(Collected data entries)

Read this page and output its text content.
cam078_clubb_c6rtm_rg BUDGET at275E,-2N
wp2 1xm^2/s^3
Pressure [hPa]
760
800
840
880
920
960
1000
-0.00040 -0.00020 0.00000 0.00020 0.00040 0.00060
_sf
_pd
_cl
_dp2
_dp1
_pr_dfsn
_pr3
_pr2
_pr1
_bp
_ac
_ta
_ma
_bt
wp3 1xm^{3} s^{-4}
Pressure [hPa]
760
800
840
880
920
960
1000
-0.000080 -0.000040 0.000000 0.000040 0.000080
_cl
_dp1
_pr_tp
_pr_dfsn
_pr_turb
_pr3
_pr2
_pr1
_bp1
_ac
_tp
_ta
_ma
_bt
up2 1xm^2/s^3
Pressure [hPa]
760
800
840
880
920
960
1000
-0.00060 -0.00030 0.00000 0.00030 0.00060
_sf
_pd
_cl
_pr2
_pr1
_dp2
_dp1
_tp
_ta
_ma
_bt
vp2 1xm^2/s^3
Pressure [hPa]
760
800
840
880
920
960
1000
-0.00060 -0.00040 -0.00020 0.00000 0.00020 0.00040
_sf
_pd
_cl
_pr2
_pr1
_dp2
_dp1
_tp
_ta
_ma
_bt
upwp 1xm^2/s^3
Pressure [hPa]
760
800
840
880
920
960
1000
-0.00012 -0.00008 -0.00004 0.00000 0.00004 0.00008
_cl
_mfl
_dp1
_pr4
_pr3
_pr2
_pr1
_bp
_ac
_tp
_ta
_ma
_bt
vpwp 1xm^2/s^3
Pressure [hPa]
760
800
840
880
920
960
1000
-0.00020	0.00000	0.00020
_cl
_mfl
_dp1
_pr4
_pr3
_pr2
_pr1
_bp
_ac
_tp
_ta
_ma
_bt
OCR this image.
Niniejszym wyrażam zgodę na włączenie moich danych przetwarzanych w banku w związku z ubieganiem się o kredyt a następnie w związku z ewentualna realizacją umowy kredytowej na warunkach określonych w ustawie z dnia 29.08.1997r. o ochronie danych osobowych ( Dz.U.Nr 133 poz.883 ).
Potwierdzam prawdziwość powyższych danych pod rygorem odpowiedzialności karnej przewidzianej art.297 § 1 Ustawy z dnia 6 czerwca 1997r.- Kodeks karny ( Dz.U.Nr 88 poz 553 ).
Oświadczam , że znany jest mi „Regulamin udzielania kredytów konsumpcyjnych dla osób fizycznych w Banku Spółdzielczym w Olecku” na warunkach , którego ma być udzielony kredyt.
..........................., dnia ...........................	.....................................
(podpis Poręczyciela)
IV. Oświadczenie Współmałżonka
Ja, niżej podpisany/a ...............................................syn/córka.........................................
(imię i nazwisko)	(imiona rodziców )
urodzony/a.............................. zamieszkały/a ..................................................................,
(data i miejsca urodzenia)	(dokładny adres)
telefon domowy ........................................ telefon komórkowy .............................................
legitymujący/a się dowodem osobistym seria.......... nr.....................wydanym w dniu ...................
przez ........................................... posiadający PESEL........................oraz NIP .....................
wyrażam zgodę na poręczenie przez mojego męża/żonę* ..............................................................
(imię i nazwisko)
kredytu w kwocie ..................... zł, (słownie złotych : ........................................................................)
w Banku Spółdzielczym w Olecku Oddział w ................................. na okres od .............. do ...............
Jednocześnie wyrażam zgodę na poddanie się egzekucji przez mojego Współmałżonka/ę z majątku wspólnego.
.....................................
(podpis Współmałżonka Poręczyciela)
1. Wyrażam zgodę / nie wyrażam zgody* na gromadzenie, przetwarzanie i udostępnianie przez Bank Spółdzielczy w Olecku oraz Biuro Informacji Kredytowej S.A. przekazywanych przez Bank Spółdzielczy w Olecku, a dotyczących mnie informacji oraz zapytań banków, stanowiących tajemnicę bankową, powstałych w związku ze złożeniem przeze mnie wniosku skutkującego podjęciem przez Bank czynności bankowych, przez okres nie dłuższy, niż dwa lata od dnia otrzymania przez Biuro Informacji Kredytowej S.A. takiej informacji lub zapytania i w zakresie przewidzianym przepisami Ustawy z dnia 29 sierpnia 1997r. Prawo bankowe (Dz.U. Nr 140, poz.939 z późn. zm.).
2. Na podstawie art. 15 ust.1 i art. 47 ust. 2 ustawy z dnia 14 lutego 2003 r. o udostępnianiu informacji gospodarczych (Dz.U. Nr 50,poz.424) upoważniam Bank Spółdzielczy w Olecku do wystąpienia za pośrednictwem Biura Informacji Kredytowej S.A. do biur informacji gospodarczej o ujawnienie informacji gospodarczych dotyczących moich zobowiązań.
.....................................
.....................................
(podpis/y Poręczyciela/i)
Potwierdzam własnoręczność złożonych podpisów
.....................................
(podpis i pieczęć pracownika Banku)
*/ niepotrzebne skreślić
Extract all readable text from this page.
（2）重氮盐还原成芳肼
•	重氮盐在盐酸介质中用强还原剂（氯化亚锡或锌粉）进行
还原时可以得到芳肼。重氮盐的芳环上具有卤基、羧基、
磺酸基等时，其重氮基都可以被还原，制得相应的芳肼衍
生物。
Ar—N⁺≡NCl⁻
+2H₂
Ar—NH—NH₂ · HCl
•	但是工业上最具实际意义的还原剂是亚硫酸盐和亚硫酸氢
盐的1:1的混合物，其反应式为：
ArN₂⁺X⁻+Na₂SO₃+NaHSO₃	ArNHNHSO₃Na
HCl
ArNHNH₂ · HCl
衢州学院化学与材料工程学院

WORK TO COMPLETE:
Lines that include the word "oraz" are to be extracted from the data above.

COMPLETE ANSWER:
przez ........................................... posiadający PESEL........................oraz NIP .....................
1. Wyrażam zgodę / nie wyrażam zgody* na gromadzenie, przetwarzanie i udostępnianie przez Bank Spółdzielczy w Olecku oraz Biuro Informacji Kredytowej S.A. przekazywanych przez Bank Spółdzielczy w Olecku, a dotyczących mnie informacji oraz zapytań banków, stanowiących tajemnicę bankową, powstałych w związku ze złożeniem przeze mnie wniosku skutkującego podjęciem przez Bank czynności bankowych, przez okres nie dłuższy, niż dwa lata od dnia otrzymania przez Biuro Informacji Kredytowej S.A. takiej informacji lub zapytania i w zakresie przewidzianym przepisami Ustawy z dnia 29 sierpnia 1997r. Prawo bankowe (Dz.U. Nr 140, poz.939 z późn. zm.).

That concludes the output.